→ Exercise: Output the full listing word for word.

→ Records shown:

- - - - - - -

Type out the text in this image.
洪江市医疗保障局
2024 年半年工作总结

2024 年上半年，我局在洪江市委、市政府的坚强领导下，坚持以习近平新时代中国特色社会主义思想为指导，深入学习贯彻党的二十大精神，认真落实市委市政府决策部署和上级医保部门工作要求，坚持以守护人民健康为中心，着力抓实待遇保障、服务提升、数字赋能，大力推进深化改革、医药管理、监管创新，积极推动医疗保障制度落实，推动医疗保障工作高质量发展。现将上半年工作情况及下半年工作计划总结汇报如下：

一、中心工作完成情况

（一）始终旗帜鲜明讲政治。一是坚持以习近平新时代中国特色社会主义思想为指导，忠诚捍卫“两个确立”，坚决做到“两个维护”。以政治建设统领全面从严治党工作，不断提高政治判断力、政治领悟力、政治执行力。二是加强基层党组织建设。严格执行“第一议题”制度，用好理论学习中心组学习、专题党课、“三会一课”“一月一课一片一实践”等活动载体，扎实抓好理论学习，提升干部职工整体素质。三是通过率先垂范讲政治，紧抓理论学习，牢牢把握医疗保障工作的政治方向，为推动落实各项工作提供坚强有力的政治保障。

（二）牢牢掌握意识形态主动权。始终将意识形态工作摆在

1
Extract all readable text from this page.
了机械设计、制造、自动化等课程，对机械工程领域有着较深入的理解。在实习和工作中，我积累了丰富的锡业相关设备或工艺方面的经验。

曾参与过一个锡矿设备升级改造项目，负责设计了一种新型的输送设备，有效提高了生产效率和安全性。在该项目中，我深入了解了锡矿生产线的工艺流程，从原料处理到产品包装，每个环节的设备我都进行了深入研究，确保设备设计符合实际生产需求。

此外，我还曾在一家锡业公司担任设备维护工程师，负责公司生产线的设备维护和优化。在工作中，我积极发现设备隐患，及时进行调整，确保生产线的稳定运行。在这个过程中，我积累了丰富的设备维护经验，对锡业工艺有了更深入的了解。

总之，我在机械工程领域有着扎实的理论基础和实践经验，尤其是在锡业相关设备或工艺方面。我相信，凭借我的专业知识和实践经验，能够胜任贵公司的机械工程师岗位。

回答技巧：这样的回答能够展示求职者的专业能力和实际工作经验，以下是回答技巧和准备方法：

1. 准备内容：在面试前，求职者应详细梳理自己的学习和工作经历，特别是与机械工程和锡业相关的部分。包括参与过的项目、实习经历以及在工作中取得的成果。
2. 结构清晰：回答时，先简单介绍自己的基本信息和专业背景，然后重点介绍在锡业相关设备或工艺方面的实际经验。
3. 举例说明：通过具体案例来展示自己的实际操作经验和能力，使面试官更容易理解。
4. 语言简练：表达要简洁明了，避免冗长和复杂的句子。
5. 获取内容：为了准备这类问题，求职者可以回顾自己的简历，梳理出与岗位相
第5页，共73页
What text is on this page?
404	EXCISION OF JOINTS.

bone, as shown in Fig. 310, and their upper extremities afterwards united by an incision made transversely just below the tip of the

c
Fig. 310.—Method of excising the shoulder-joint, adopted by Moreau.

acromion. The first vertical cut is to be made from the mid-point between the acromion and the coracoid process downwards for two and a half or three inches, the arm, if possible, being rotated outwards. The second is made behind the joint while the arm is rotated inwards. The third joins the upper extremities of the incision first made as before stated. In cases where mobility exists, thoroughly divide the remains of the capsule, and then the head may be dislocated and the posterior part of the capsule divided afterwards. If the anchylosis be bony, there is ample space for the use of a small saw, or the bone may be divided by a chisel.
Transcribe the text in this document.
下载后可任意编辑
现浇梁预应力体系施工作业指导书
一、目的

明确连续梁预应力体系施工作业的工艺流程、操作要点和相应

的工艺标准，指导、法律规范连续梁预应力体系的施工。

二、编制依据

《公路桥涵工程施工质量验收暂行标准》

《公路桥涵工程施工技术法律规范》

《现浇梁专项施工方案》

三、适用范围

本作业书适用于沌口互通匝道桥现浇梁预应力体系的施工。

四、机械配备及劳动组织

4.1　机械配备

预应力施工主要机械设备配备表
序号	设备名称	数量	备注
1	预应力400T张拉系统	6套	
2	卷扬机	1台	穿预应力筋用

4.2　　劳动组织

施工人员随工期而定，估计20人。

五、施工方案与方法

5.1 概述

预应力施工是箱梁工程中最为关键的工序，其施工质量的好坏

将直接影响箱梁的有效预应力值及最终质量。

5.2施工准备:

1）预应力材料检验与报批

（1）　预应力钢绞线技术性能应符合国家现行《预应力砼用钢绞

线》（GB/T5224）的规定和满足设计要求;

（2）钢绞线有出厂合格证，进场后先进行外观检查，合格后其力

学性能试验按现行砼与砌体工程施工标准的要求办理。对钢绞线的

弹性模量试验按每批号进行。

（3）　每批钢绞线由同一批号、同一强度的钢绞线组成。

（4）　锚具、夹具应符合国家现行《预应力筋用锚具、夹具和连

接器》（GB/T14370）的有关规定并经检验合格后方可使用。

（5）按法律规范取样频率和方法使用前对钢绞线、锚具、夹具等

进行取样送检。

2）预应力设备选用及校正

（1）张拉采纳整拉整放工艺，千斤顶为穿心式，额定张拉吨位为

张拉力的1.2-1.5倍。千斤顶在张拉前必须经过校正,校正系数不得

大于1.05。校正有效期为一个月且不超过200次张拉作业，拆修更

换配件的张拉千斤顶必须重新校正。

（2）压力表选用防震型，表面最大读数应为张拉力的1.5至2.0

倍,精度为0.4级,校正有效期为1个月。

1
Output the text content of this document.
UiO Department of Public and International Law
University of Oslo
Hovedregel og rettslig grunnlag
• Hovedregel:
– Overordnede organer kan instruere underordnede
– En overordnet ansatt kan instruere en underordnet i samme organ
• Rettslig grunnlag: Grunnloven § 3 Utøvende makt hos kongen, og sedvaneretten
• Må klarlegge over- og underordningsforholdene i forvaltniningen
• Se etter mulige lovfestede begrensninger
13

- - - - - - -

→ Response to this task:
Type out the text in this image.
洪江市医疗保障局
2024 年半年工作总结

2024 年上半年，我局在洪江市委、市政府的坚强领导下，坚持以习近平新时代中国特色社会主义思想为指导，深入学习贯彻党的二十大精神，认真落实市委市政府决策部署和上级医保部门工作要求，坚持以守护人民健康为中心，着力抓实待遇保障、服务提升、数字赋能，大力推进深化改革、医药管理、监管创新，积极推动医疗保障制度落实，推动医疗保障工作高质量发展。现将上半年工作情况及下半年工作计划总结汇报如下：

一、中心工作完成情况

（一）始终旗帜鲜明讲政治。一是坚持以习近平新时代中国特色社会主义思想为指导，忠诚捍卫“两个确立”，坚决做到“两个维护”。以政治建设统领全面从严治党工作，不断提高政治判断力、政治领悟力、政治执行力。二是加强基层党组织建设。严格执行“第一议题”制度，用好理论学习中心组学习、专题党课、“三会一课”“一月一课一片一实践”等活动载体，扎实抓好理论学习，提升干部职工整体素质。三是通过率先垂范讲政治，紧抓理论学习，牢牢把握医疗保障工作的政治方向，为推动落实各项工作提供坚强有力的政治保障。

（二）牢牢掌握意识形态主动权。始终将意识形态工作摆在

1
Extract all readable text from this page.
了机械设计、制造、自动化等课程，对机械工程领域有着较深入的理解。在实习和工作中，我积累了丰富的锡业相关设备或工艺方面的经验。

曾参与过一个锡矿设备升级改造项目，负责设计了一种新型的输送设备，有效提高了生产效率和安全性。在该项目中，我深入了解了锡矿生产线的工艺流程，从原料处理到产品包装，每个环节的设备我都进行了深入研究，确保设备设计符合实际生产需求。

此外，我还曾在一家锡业公司担任设备维护工程师，负责公司生产线的设备维护和优化。在工作中，我积极发现设备隐患，及时进行调整，确保生产线的稳定运行。在这个过程中，我积累了丰富的设备维护经验，对锡业工艺有了更深入的了解。

总之，我在机械工程领域有着扎实的理论基础和实践经验，尤其是在锡业相关设备或工艺方面。我相信，凭借我的专业知识和实践经验，能够胜任贵公司的机械工程师岗位。

回答技巧：这样的回答能够展示求职者的专业能力和实际工作经验，以下是回答技巧和准备方法：

1. 准备内容：在面试前，求职者应详细梳理自己的学习和工作经历，特别是与机械工程和锡业相关的部分。包括参与过的项目、实习经历以及在工作中取得的成果。
2. 结构清晰：回答时，先简单介绍自己的基本信息和专业背景，然后重点介绍在锡业相关设备或工艺方面的实际经验。
3. 举例说明：通过具体案例来展示自己的实际操作经验和能力，使面试官更容易理解。
4. 语言简练：表达要简洁明了，避免冗长和复杂的句子。
5. 获取内容：为了准备这类问题，求职者可以回顾自己的简历，梳理出与岗位相
第5页，共73页
What text is on this page?
404	EXCISION OF JOINTS.

bone, as shown in Fig. 310, and their upper extremities afterwards united by an incision made transversely just below the tip of the

c
Fig. 310.—Method of excising the shoulder-joint, adopted by Moreau.

acromion. The first vertical cut is to be made from the mid-point between the acromion and the coracoid process downwards for two and a half or three inches, the arm, if possible, being rotated outwards. The second is made behind the joint while the arm is rotated inwards. The third joins the upper extremities of the incision first made as before stated. In cases where mobility exists, thoroughly divide the remains of the capsule, and then the head may be dislocated and the posterior part of the capsule divided afterwards. If the anchylosis be bony, there is ample space for the use of a small saw, or the bone may be divided by a chisel.
Transcribe the text in this document.
下载后可任意编辑
现浇梁预应力体系施工作业指导书
一、目的

明确连续梁预应力体系施工作业的工艺流程、操作要点和相应

的工艺标准，指导、法律规范连续梁预应力体系的施工。

二、编制依据

《公路桥涵工程施工质量验收暂行标准》

《公路桥涵工程施工技术法律规范》

《现浇梁专项施工方案》

三、适用范围

本作业书适用于沌口互通匝道桥现浇梁预应力体系的施工。

四、机械配备及劳动组织

4.1　机械配备

预应力施工主要机械设备配备表
序号	设备名称	数量	备注
1	预应力400T张拉系统	6套	
2	卷扬机	1台	穿预应力筋用

4.2　　劳动组织

施工人员随工期而定，估计20人。

五、施工方案与方法

5.1 概述

预应力施工是箱梁工程中最为关键的工序，其施工质量的好坏

将直接影响箱梁的有效预应力值及最终质量。

5.2施工准备:

1）预应力材料检验与报批

（1）　预应力钢绞线技术性能应符合国家现行《预应力砼用钢绞

线》（GB/T5224）的规定和满足设计要求;

（2）钢绞线有出厂合格证，进场后先进行外观检查，合格后其力

学性能试验按现行砼与砌体工程施工标准的要求办理。对钢绞线的

弹性模量试验按每批号进行。

（3）　每批钢绞线由同一批号、同一强度的钢绞线组成。

（4）　锚具、夹具应符合国家现行《预应力筋用锚具、夹具和连

接器》（GB/T14370）的有关规定并经检验合格后方可使用。

（5）按法律规范取样频率和方法使用前对钢绞线、锚具、夹具等

进行取样送检。

2）预应力设备选用及校正

（1）张拉采纳整拉整放工艺，千斤顶为穿心式，额定张拉吨位为

张拉力的1.2-1.5倍。千斤顶在张拉前必须经过校正,校正系数不得

大于1.05。校正有效期为一个月且不超过200次张拉作业，拆修更

换配件的张拉千斤顶必须重新校正。

（2）压力表选用防震型，表面最大读数应为张拉力的1.5至2.0

倍,精度为0.4级,校正有效期为1个月。

1
Output the text content of this document.
UiO Department of Public and International Law
University of Oslo
Hovedregel og rettslig grunnlag
• Hovedregel:
– Overordnede organer kan instruere underordnede
– En overordnet ansatt kan instruere en underordnet i samme organ
• Rettslig grunnlag: Grunnloven § 3 Utøvende makt hos kongen, og sedvaneretten
• Må klarlegge over- og underordningsforholdene i forvaltniningen
• Se etter mulige lovfestede begrensninger
13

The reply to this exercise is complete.